▶ _WRITTEN TASK_
Return each line that holds the word "localhost".

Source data
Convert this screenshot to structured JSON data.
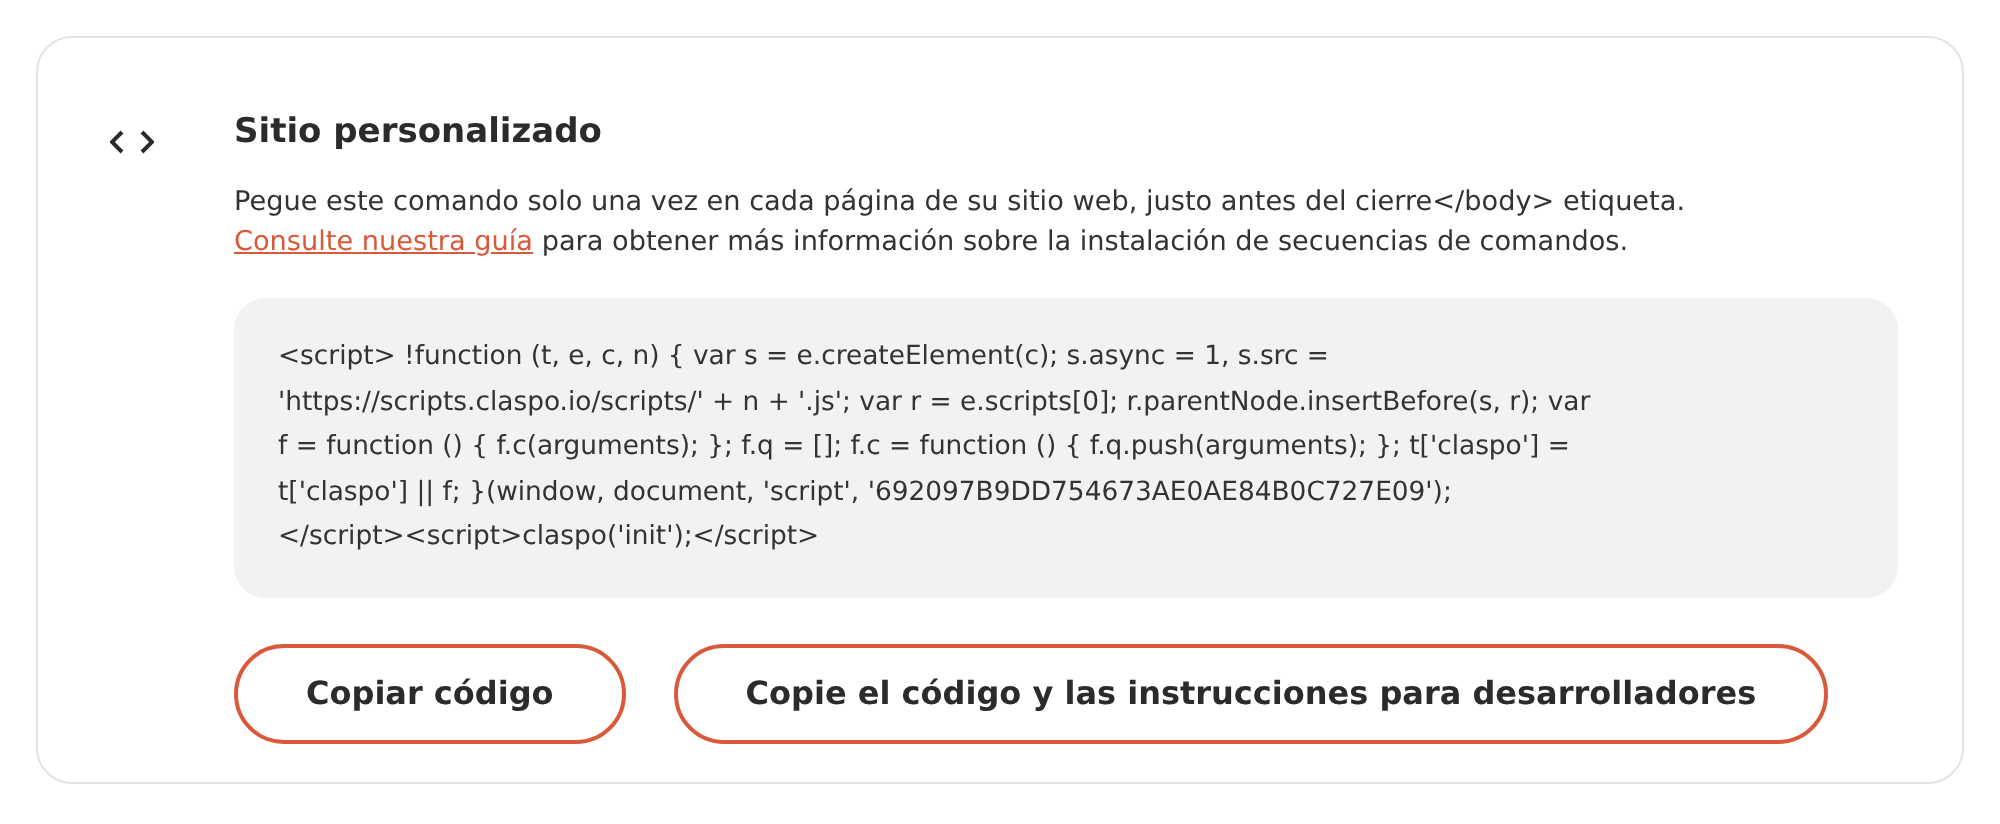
{
  "section": {
    "title": "Sitio personalizado",
    "description": "Pegue este comando solo una vez en cada página de su sitio web, justo antes del cierre</body> etiqueta.",
    "guide_link": "Consulte nuestra guía",
    "guide_text": " para obtener más información sobre la instalación de secuencias de comandos.",
    "code_lines": [
      "<script> !function (t, e, c, n) { var s = e.createElement(c); s.async = 1, s.src =",
      "'https://scripts.claspo.io/scripts/' + n + '.js'; var r = e.scripts[0]; r.parentNode.insertBefore(s, r); var",
      "f = function () { f.c(arguments); }; f.q = []; f.c = function () { f.q.push(arguments); }; t['claspo'] =",
      "t['claspo'] || f; }(window, document, 'script', '692097B9DD754673AE0AE84B0C727E09');",
      "</script><script>claspo('init');</script>"
    ],
    "buttons": [
      "Copiar código",
      "Copie el código y las instrucciones para desarrolladores"
    ]
  }
}
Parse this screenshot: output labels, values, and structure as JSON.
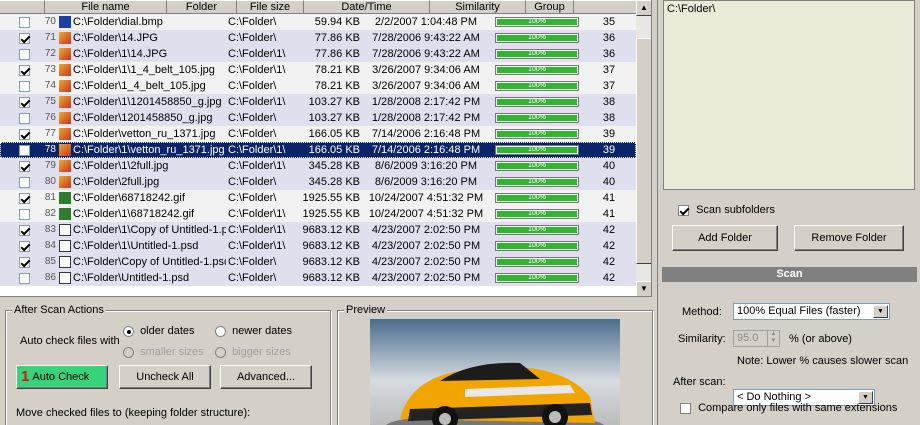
{
  "table": {
    "columns": [
      "File name",
      "Folder",
      "File size",
      "Date/Time",
      "Similarity",
      "Group"
    ],
    "rows": [
      {
        "num": "70",
        "checked": false,
        "icon": "bmp",
        "name": "C:\\Folder\\dial.bmp",
        "folder": "C:\\Folder\\",
        "size": "59.94 KB",
        "date": "2/2/2007 1:04:48 PM",
        "sim": "100%",
        "group": "35",
        "style": "odd"
      },
      {
        "num": "71",
        "checked": true,
        "icon": "jpg",
        "name": "C:\\Folder\\14.JPG",
        "folder": "C:\\Folder\\",
        "size": "77.86 KB",
        "date": "7/28/2006 9:43:22 AM",
        "sim": "100%",
        "group": "36",
        "style": "grp"
      },
      {
        "num": "72",
        "checked": false,
        "icon": "jpg",
        "name": "C:\\Folder\\1\\14.JPG",
        "folder": "C:\\Folder\\1\\",
        "size": "77.86 KB",
        "date": "7/28/2006 9:43:22 AM",
        "sim": "100%",
        "group": "36",
        "style": "grp"
      },
      {
        "num": "73",
        "checked": true,
        "icon": "jpg",
        "name": "C:\\Folder\\1\\1_4_belt_105.jpg",
        "folder": "C:\\Folder\\1\\",
        "size": "78.21 KB",
        "date": "3/26/2007 9:34:06 AM",
        "sim": "100%",
        "group": "37",
        "style": "odd"
      },
      {
        "num": "74",
        "checked": false,
        "icon": "jpg",
        "name": "C:\\Folder\\1_4_belt_105.jpg",
        "folder": "C:\\Folder\\",
        "size": "78.21 KB",
        "date": "3/26/2007 9:34:06 AM",
        "sim": "100%",
        "group": "37",
        "style": "odd"
      },
      {
        "num": "75",
        "checked": true,
        "icon": "jpg",
        "name": "C:\\Folder\\1\\1201458850_g.jpg",
        "folder": "C:\\Folder\\1\\",
        "size": "103.27 KB",
        "date": "1/28/2008 2:17:42 PM",
        "sim": "100%",
        "group": "38",
        "style": "grp"
      },
      {
        "num": "76",
        "checked": false,
        "icon": "jpg",
        "name": "C:\\Folder\\1201458850_g.jpg",
        "folder": "C:\\Folder\\",
        "size": "103.27 KB",
        "date": "1/28/2008 2:17:42 PM",
        "sim": "100%",
        "group": "38",
        "style": "grp"
      },
      {
        "num": "77",
        "checked": true,
        "icon": "jpg",
        "name": "C:\\Folder\\vetton_ru_1371.jpg",
        "folder": "C:\\Folder\\",
        "size": "166.05 KB",
        "date": "7/14/2006 2:16:48 PM",
        "sim": "100%",
        "group": "39",
        "style": "odd"
      },
      {
        "num": "78",
        "checked": false,
        "icon": "jpg",
        "name": "C:\\Folder\\1\\vetton_ru_1371.jpg",
        "folder": "C:\\Folder\\1\\",
        "size": "166.05 KB",
        "date": "7/14/2006 2:16:48 PM",
        "sim": "100%",
        "group": "39",
        "style": "sel"
      },
      {
        "num": "79",
        "checked": true,
        "icon": "jpg",
        "name": "C:\\Folder\\1\\2full.jpg",
        "folder": "C:\\Folder\\1\\",
        "size": "345.28 KB",
        "date": "8/6/2009 3:16:20 PM",
        "sim": "100%",
        "group": "40",
        "style": "grp"
      },
      {
        "num": "80",
        "checked": false,
        "icon": "jpg",
        "name": "C:\\Folder\\2full.jpg",
        "folder": "C:\\Folder\\",
        "size": "345.28 KB",
        "date": "8/6/2009 3:16:20 PM",
        "sim": "100%",
        "group": "40",
        "style": "grp"
      },
      {
        "num": "81",
        "checked": true,
        "icon": "gif",
        "name": "C:\\Folder\\68718242.gif",
        "folder": "C:\\Folder\\",
        "size": "1925.55 KB",
        "date": "10/24/2007 4:51:32 PM",
        "sim": "100%",
        "group": "41",
        "style": "odd"
      },
      {
        "num": "82",
        "checked": false,
        "icon": "gif",
        "name": "C:\\Folder\\1\\68718242.gif",
        "folder": "C:\\Folder\\1\\",
        "size": "1925.55 KB",
        "date": "10/24/2007 4:51:32 PM",
        "sim": "100%",
        "group": "41",
        "style": "odd"
      },
      {
        "num": "83",
        "checked": true,
        "icon": "psd",
        "name": "C:\\Folder\\1\\Copy of Untitled-1.psd",
        "folder": "C:\\Folder\\1\\",
        "size": "9683.12 KB",
        "date": "4/23/2007 2:02:50 PM",
        "sim": "100%",
        "group": "42",
        "style": "grp"
      },
      {
        "num": "84",
        "checked": true,
        "icon": "psd",
        "name": "C:\\Folder\\1\\Untitled-1.psd",
        "folder": "C:\\Folder\\1\\",
        "size": "9683.12 KB",
        "date": "4/23/2007 2:02:50 PM",
        "sim": "100%",
        "group": "42",
        "style": "grp"
      },
      {
        "num": "85",
        "checked": true,
        "icon": "psd",
        "name": "C:\\Folder\\Copy of Untitled-1.psd",
        "folder": "C:\\Folder\\",
        "size": "9683.12 KB",
        "date": "4/23/2007 2:02:50 PM",
        "sim": "100%",
        "group": "42",
        "style": "grp"
      },
      {
        "num": "86",
        "checked": false,
        "icon": "psd",
        "name": "C:\\Folder\\Untitled-1.psd",
        "folder": "C:\\Folder\\",
        "size": "9683.12 KB",
        "date": "4/23/2007 2:02:50 PM",
        "sim": "100%",
        "group": "42",
        "style": "grp"
      }
    ]
  },
  "folders": {
    "list": [
      "C:\\Folder\\"
    ],
    "scan_subfolders_label": "Scan subfolders",
    "scan_subfolders_checked": true,
    "add_folder": "Add Folder",
    "remove_folder": "Remove Folder"
  },
  "after_scan": {
    "title": "After Scan Actions",
    "auto_check_label": "Auto check files with",
    "older_dates": "older dates",
    "newer_dates": "newer dates",
    "smaller_sizes": "smaller sizes",
    "bigger_sizes": "bigger sizes",
    "auto_check_badge": "1",
    "auto_check": "Auto Check",
    "uncheck_all": "Uncheck All",
    "advanced": "Advanced...",
    "move_label": "Move checked files to (keeping folder structure):"
  },
  "preview": {
    "title": "Preview"
  },
  "scan": {
    "title": "Scan",
    "method_label": "Method:",
    "method_value": "100% Equal Files (faster)",
    "similarity_label": "Similarity:",
    "similarity_value": "95.0",
    "similarity_suffix": "% (or above)",
    "note": "Note: Lower % causes slower scan",
    "after_scan_label": "After scan:",
    "after_scan_value": "< Do Nothing >",
    "compare_ext": "Compare only files with same extensions"
  },
  "colors": {
    "selection": "#0a246a",
    "similarity_bar": "#2eb82e",
    "auto_check_button": "#38d27a",
    "badge": "#e01010"
  }
}
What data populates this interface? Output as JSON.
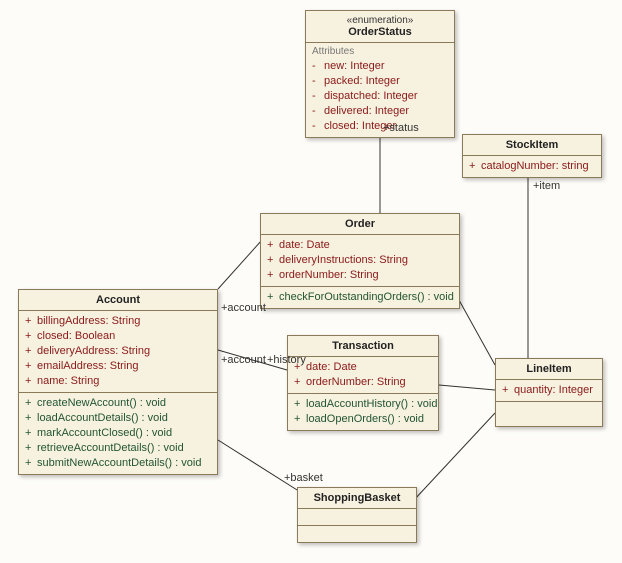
{
  "enum": {
    "stereotype": "«enumeration»",
    "name": "OrderStatus",
    "attrTitle": "Attributes",
    "items": [
      {
        "name": "new: Integer"
      },
      {
        "name": "packed: Integer"
      },
      {
        "name": "dispatched: Integer"
      },
      {
        "name": "delivered: Integer"
      },
      {
        "name": "closed: Integer"
      }
    ]
  },
  "stockItem": {
    "name": "StockItem",
    "attrs": [
      {
        "vis": "+",
        "text": "catalogNumber: string"
      }
    ]
  },
  "order": {
    "name": "Order",
    "attrs": [
      {
        "vis": "+",
        "text": "date: Date"
      },
      {
        "vis": "+",
        "text": "deliveryInstructions: String"
      },
      {
        "vis": "+",
        "text": "orderNumber: String"
      }
    ],
    "ops": [
      {
        "vis": "+",
        "text": "checkForOutstandingOrders() : void"
      }
    ]
  },
  "account": {
    "name": "Account",
    "attrs": [
      {
        "vis": "+",
        "text": "billingAddress: String"
      },
      {
        "vis": "+",
        "text": "closed: Boolean"
      },
      {
        "vis": "+",
        "text": "deliveryAddress: String"
      },
      {
        "vis": "+",
        "text": "emailAddress: String"
      },
      {
        "vis": "+",
        "text": "name: String"
      }
    ],
    "ops": [
      {
        "vis": "+",
        "text": "createNewAccount() : void"
      },
      {
        "vis": "+",
        "text": "loadAccountDetails() : void"
      },
      {
        "vis": "+",
        "text": "markAccountClosed() : void"
      },
      {
        "vis": "+",
        "text": "retrieveAccountDetails() : void"
      },
      {
        "vis": "+",
        "text": "submitNewAccountDetails() : void"
      }
    ]
  },
  "transaction": {
    "name": "Transaction",
    "attrs": [
      {
        "vis": "+",
        "text": "date: Date"
      },
      {
        "vis": "+",
        "text": "orderNumber: String"
      }
    ],
    "ops": [
      {
        "vis": "+",
        "text": "loadAccountHistory() : void"
      },
      {
        "vis": "+",
        "text": "loadOpenOrders() : void"
      }
    ]
  },
  "lineItem": {
    "name": "LineItem",
    "attrs": [
      {
        "vis": "+",
        "text": "quantity: Integer"
      }
    ]
  },
  "shoppingBasket": {
    "name": "ShoppingBasket"
  },
  "labels": {
    "status": "+status",
    "item": "+item",
    "account1": "+account",
    "account2": "+account",
    "history": "+history",
    "basket": "+basket"
  }
}
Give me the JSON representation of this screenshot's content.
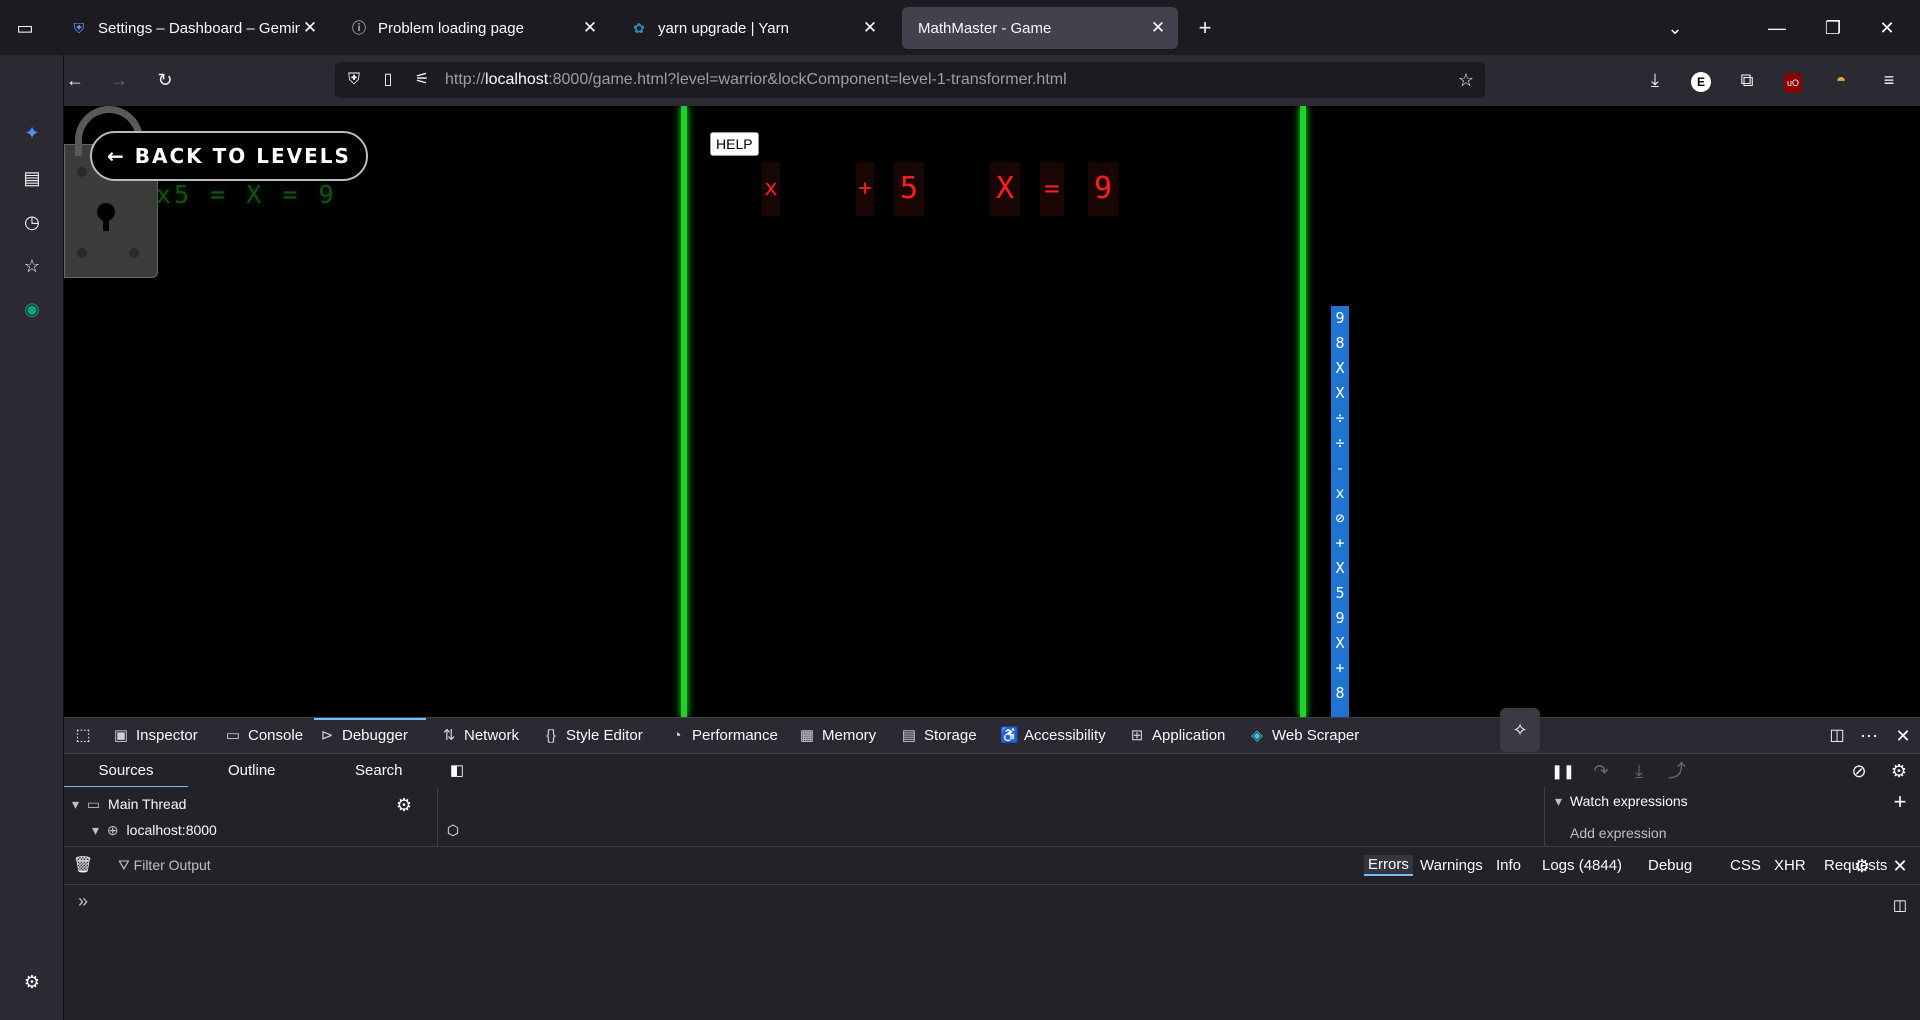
{
  "browser": {
    "tabs": [
      {
        "label": "Settings – Dashboard – Gemini",
        "icon": "shield-icon",
        "active": false
      },
      {
        "label": "Problem loading page",
        "icon": "info-icon",
        "active": false
      },
      {
        "label": "yarn upgrade | Yarn",
        "icon": "yarn-icon",
        "active": false
      },
      {
        "label": "MathMaster - Game",
        "icon": "",
        "active": true
      }
    ],
    "url_host": "localhost",
    "url_rest": ":8000/game.html?level=warrior&lockComponent=level-1-transformer.html",
    "url_prefix": "http://"
  },
  "game": {
    "back_label": "← BACK TO LEVELS",
    "ghost_equation": "x5 = X = 9",
    "help_label": "HELP",
    "equation_chars": [
      "x",
      "+",
      "5",
      "X",
      "=",
      "9"
    ],
    "strip_chars": [
      "9",
      "8",
      "X",
      "X",
      "÷",
      "÷",
      "-",
      "x",
      "⊘",
      "+",
      "X",
      "5",
      "9",
      "X",
      "+",
      "8"
    ],
    "colors": {
      "pole": "#1fd12b",
      "equation": "#ff1d1d",
      "strip": "#1e74d0"
    }
  },
  "devtools": {
    "tabs": [
      {
        "label": "Inspector",
        "icon": "inspector-icon"
      },
      {
        "label": "Console",
        "icon": "console-icon"
      },
      {
        "label": "Debugger",
        "icon": "debugger-icon",
        "active": true
      },
      {
        "label": "Network",
        "icon": "network-icon"
      },
      {
        "label": "Style Editor",
        "icon": "braces-icon"
      },
      {
        "label": "Performance",
        "icon": "gauge-icon"
      },
      {
        "label": "Memory",
        "icon": "chip-icon"
      },
      {
        "label": "Storage",
        "icon": "storage-icon"
      },
      {
        "label": "Accessibility",
        "icon": "accessibility-icon"
      },
      {
        "label": "Application",
        "icon": "grid-icon"
      },
      {
        "label": "Web Scraper",
        "icon": "globe-icon"
      }
    ],
    "debugger": {
      "subtabs": [
        "Sources",
        "Outline",
        "Search"
      ],
      "thread": "Main Thread",
      "host": "localhost:8000",
      "watch_title": "Watch expressions",
      "watch_placeholder": "Add expression"
    },
    "console": {
      "filter_placeholder": "Filter Output",
      "filters": [
        "Errors",
        "Warnings",
        "Info",
        "Logs (4844)",
        "Debug",
        "CSS",
        "XHR",
        "Requests"
      ],
      "prompt": "»"
    }
  }
}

▶ _TASK SOLUTION_
    "url_host": "localhost",
      "host": "localhost:8000",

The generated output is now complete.